**EXERCISE BRIEF**
Where a line in the listing below contains the word "replies", copy that line.
::: SUPPLIED INFORMATION
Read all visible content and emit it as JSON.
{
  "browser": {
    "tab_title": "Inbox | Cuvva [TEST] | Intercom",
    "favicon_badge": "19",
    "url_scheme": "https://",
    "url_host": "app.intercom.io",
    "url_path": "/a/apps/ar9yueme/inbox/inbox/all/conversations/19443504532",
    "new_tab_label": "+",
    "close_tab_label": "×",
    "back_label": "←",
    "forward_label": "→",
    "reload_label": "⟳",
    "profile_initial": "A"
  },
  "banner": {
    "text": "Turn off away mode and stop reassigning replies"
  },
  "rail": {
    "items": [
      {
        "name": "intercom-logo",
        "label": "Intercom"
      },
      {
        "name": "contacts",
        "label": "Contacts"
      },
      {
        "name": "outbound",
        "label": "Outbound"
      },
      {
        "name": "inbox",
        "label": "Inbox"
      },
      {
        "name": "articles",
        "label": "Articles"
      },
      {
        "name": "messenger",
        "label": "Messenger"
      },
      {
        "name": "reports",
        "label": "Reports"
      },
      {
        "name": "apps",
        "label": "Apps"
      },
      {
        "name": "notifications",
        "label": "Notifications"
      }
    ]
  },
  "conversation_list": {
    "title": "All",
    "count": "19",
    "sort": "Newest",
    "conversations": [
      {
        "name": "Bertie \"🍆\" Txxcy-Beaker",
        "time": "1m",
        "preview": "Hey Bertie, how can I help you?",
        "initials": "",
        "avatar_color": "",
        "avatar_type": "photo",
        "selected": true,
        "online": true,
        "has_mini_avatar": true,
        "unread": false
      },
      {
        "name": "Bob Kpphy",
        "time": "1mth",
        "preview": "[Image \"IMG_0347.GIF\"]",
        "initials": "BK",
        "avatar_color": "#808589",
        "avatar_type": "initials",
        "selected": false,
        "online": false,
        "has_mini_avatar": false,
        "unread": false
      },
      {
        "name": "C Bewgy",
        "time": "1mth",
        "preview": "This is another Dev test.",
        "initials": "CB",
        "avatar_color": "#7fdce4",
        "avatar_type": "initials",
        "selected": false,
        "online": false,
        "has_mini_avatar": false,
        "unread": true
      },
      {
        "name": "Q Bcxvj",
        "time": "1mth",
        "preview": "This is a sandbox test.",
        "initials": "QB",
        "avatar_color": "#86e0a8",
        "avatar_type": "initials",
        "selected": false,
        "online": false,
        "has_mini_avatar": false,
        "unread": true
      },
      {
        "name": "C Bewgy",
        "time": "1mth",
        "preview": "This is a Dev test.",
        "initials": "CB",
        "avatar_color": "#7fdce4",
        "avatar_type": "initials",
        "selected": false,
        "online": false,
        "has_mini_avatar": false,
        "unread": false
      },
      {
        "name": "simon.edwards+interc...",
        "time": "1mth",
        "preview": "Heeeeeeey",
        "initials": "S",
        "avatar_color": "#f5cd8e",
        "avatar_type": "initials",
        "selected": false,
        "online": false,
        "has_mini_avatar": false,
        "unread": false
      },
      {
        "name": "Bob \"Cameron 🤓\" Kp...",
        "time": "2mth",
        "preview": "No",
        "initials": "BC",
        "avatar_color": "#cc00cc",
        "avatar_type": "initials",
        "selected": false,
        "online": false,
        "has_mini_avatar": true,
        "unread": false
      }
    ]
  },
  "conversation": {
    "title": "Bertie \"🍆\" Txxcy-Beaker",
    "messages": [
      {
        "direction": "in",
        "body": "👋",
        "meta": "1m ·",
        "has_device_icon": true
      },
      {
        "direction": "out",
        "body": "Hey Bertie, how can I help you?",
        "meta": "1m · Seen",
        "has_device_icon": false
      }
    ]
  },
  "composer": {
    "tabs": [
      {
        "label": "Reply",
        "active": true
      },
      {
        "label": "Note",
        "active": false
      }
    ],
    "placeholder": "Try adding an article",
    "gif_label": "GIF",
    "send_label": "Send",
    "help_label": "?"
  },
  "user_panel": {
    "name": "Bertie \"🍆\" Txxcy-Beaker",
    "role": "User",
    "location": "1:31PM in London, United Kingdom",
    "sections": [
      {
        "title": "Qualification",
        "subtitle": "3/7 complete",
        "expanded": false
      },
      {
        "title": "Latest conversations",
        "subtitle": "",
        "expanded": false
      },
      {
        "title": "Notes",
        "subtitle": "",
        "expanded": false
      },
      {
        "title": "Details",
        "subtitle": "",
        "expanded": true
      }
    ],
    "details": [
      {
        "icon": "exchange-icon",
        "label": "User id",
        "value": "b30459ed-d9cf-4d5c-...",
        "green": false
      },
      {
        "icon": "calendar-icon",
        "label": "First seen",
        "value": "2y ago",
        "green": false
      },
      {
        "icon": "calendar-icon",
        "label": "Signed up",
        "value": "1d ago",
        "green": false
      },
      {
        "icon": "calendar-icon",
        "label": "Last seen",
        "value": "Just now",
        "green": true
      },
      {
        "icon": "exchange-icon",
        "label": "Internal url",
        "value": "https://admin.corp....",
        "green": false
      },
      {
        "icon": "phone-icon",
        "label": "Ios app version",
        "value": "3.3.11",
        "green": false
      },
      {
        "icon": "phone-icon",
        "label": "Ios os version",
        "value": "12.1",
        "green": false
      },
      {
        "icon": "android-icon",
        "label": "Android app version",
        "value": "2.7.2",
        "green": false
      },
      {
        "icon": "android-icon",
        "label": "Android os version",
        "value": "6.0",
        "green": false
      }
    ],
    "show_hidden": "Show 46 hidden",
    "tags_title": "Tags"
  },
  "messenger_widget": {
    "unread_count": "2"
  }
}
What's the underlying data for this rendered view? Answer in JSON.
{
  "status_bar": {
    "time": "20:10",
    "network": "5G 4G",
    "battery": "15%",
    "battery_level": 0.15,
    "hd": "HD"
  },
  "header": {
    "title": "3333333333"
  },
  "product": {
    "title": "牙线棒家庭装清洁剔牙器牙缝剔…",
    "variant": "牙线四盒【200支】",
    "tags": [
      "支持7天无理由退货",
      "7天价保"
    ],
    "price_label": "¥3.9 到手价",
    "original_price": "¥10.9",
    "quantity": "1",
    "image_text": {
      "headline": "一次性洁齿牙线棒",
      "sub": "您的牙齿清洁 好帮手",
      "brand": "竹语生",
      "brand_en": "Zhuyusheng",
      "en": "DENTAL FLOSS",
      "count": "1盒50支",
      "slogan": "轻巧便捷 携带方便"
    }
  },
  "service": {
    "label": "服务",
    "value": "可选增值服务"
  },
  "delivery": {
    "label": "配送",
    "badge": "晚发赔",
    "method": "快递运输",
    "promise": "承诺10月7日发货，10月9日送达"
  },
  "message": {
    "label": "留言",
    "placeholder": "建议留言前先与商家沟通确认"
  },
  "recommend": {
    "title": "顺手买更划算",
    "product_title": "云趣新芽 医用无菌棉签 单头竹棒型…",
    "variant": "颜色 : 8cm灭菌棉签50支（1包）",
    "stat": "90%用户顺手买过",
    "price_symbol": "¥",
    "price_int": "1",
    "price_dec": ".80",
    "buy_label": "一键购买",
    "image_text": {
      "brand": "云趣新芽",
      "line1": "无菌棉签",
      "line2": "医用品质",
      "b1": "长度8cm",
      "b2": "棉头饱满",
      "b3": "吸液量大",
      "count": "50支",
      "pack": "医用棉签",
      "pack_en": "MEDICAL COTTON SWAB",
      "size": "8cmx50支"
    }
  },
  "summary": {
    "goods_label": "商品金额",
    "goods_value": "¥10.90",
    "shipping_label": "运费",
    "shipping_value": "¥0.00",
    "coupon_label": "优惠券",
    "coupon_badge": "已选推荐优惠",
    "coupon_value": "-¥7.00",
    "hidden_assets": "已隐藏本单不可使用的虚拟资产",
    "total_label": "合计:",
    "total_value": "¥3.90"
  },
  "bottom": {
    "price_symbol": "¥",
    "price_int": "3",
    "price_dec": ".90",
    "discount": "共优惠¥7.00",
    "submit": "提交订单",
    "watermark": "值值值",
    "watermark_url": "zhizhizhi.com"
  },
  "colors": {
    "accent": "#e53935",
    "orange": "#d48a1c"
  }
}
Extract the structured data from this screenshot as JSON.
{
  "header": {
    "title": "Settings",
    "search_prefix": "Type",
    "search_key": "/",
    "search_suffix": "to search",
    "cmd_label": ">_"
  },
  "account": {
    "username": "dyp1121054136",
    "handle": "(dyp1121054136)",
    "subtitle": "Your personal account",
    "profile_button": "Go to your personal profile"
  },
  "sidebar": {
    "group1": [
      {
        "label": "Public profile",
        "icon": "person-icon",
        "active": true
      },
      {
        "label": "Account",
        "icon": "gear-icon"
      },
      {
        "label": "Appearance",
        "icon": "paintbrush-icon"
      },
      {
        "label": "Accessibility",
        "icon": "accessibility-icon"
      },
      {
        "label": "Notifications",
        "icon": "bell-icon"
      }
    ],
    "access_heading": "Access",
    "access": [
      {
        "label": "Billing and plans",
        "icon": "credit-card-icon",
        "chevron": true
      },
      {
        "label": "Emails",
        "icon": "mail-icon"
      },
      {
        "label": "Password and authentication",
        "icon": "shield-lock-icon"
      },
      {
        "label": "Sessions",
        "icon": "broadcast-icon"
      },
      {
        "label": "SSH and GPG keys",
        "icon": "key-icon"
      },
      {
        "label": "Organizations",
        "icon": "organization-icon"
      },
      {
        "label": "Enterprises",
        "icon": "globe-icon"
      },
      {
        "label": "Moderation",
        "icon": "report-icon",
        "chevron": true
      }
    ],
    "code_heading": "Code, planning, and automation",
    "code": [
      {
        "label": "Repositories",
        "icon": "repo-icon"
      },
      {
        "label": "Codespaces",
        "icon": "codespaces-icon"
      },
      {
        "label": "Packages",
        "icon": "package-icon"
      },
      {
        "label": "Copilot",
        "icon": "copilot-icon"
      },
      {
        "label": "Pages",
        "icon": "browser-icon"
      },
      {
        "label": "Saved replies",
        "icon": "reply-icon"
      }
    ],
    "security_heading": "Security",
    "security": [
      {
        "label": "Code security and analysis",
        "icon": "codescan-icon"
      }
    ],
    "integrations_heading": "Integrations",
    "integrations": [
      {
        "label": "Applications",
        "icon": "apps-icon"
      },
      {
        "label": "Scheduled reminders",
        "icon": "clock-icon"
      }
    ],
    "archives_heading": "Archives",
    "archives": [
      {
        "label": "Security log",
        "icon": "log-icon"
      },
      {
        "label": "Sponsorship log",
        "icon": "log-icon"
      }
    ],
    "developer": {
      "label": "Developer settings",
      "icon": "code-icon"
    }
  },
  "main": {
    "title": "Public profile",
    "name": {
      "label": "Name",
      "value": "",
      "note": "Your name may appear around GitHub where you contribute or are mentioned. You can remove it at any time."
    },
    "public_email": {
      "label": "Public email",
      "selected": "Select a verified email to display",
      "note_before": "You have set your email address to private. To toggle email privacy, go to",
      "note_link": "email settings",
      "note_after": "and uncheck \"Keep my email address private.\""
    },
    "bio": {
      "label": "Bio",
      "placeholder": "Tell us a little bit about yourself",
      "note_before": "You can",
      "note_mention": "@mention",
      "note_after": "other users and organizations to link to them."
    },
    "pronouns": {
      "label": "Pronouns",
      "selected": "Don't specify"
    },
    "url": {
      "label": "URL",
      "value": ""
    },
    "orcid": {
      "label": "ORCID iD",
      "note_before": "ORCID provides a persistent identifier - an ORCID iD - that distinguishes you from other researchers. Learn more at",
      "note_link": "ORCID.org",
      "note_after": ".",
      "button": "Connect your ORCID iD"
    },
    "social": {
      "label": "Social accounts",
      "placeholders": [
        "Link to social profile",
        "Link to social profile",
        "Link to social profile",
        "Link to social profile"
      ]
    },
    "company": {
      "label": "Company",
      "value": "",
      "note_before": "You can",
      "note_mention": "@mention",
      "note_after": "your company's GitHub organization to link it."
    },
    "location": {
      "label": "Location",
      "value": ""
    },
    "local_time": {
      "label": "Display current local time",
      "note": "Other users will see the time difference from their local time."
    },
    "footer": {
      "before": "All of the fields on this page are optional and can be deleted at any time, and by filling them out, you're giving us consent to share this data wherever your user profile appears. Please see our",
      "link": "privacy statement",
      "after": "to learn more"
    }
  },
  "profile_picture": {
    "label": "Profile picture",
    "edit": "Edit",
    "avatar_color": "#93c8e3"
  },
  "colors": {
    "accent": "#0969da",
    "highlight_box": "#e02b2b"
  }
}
::::::
**SOLUTION TO THIS TASK**
    "text": "Turn off away mode and stop reassigning replies"
        "label": "Saved replies",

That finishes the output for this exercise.